Problem requirements:
Give the number of lines in the listing that hold the word "idea". Write nothing but that number.

(Dataset entries)
☆ ☆ ☆
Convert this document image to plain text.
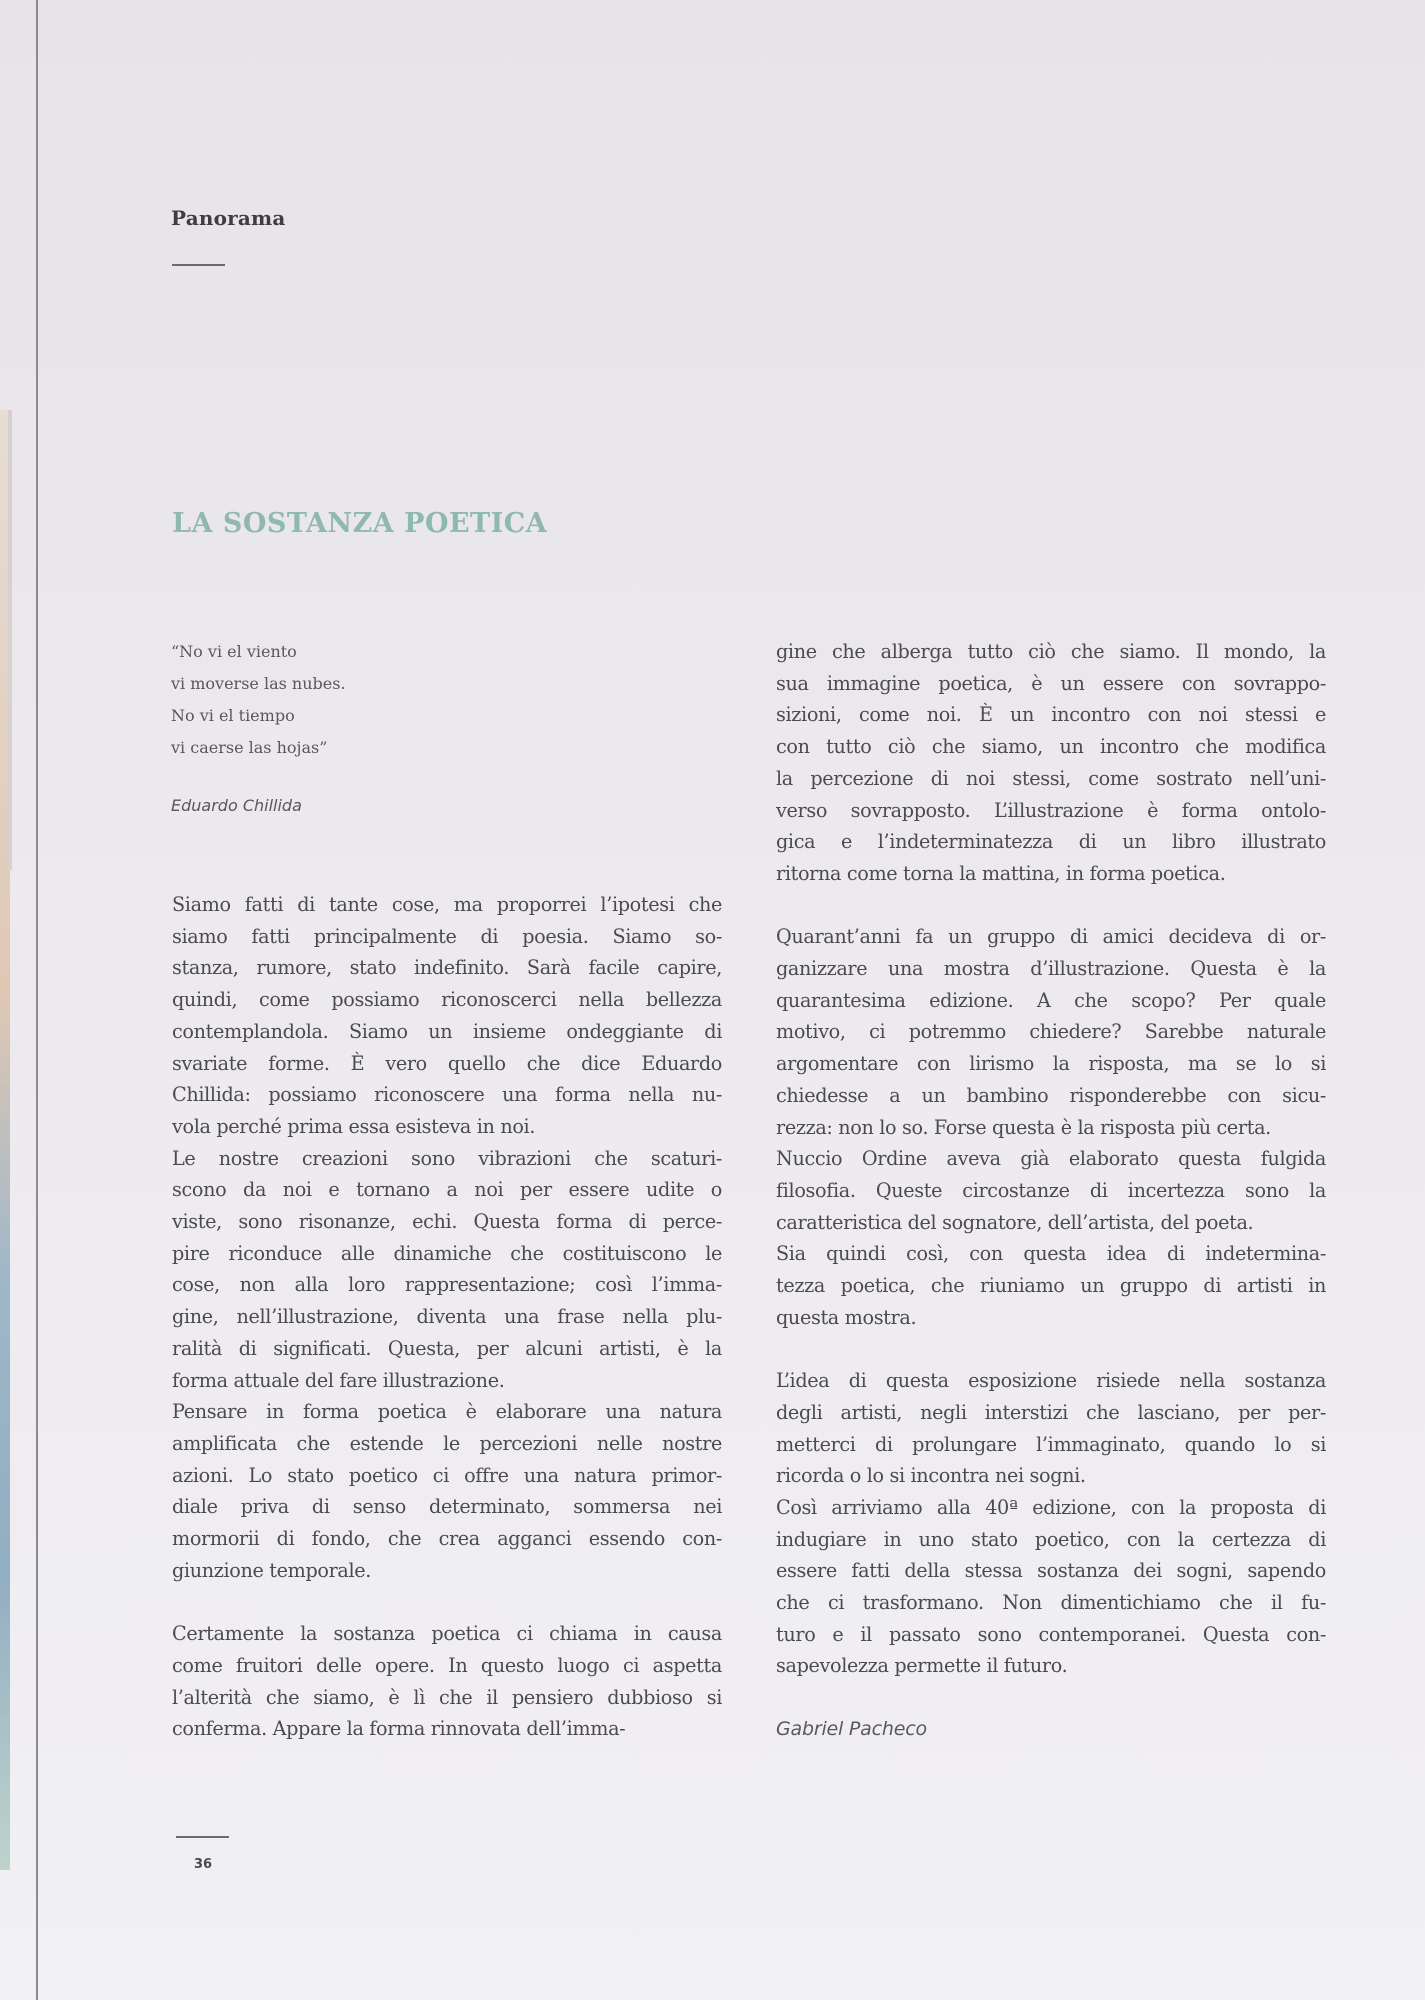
Panorama
LA SOSTANZA POETICA
“No vi el viento
vi moverse las nubes.
No vi el tiempo
vi caerse las hojas”
Eduardo Chillida
Siamo fatti di tante cose, ma proporrei l’ipotesi che
siamo fatti principalmente di poesia. Siamo so-
stanza, rumore, stato indefinito. Sarà facile capire,
quindi, come possiamo riconoscerci nella bellezza
contemplandola. Siamo un insieme ondeggiante di
svariate forme. È vero quello che dice Eduardo
Chillida: possiamo riconoscere una forma nella nu-
vola perché prima essa esisteva in noi.
Le nostre creazioni sono vibrazioni che scaturi-
scono da noi e tornano a noi per essere udite o
viste, sono risonanze, echi. Questa forma di perce-
pire riconduce alle dinamiche che costituiscono le
cose, non alla loro rappresentazione; così l’imma-
gine, nell’illustrazione, diventa una frase nella plu-
ralità di significati. Questa, per alcuni artisti, è la
forma attuale del fare illustrazione.
Pensare in forma poetica è elaborare una natura
amplificata che estende le percezioni nelle nostre
azioni. Lo stato poetico ci offre una natura primor-
diale priva di senso determinato, sommersa nei
mormorii di fondo, che crea agganci essendo con-
giunzione temporale.
Certamente la sostanza poetica ci chiama in causa
come fruitori delle opere. In questo luogo ci aspetta
l’alterità che siamo, è lì che il pensiero dubbioso si
conferma. Appare la forma rinnovata dell’imma-
gine che alberga tutto ciò che siamo. Il mondo, la
sua immagine poetica, è un essere con sovrappo-
sizioni, come noi. È un incontro con noi stessi e
con tutto ciò che siamo, un incontro che modifica
la percezione di noi stessi, come sostrato nell’uni-
verso sovrapposto. L’illustrazione è forma ontolo-
gica e l’indeterminatezza di un libro illustrato
ritorna come torna la mattina, in forma poetica.
Quarant’anni fa un gruppo di amici decideva di or-
ganizzare una mostra d’illustrazione. Questa è la
quarantesima edizione. A che scopo? Per quale
motivo, ci potremmo chiedere? Sarebbe naturale
argomentare con lirismo la risposta, ma se lo si
chiedesse a un bambino risponderebbe con sicu-
rezza: non lo so. Forse questa è la risposta più certa.
Nuccio Ordine aveva già elaborato questa fulgida
filosofia. Queste circostanze di incertezza sono la
caratteristica del sognatore, dell’artista, del poeta.
Sia quindi così, con questa idea di indetermina-
tezza poetica, che riuniamo un gruppo di artisti in
questa mostra.
L’idea di questa esposizione risiede nella sostanza
degli artisti, negli interstizi che lasciano, per per-
metterci di prolungare l’immaginato, quando lo si
ricorda o lo si incontra nei sogni.
Così arriviamo alla 40ª edizione, con la proposta di
indugiare in uno stato poetico, con la certezza di
essere fatti della stessa sostanza dei sogni, sapendo
che ci trasformano. Non dimentichiamo che il fu-
turo e il passato sono contemporanei. Questa con-
sapevolezza permette il futuro.
Gabriel Pacheco
36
☆ ☆ ☆
Correct answer:
2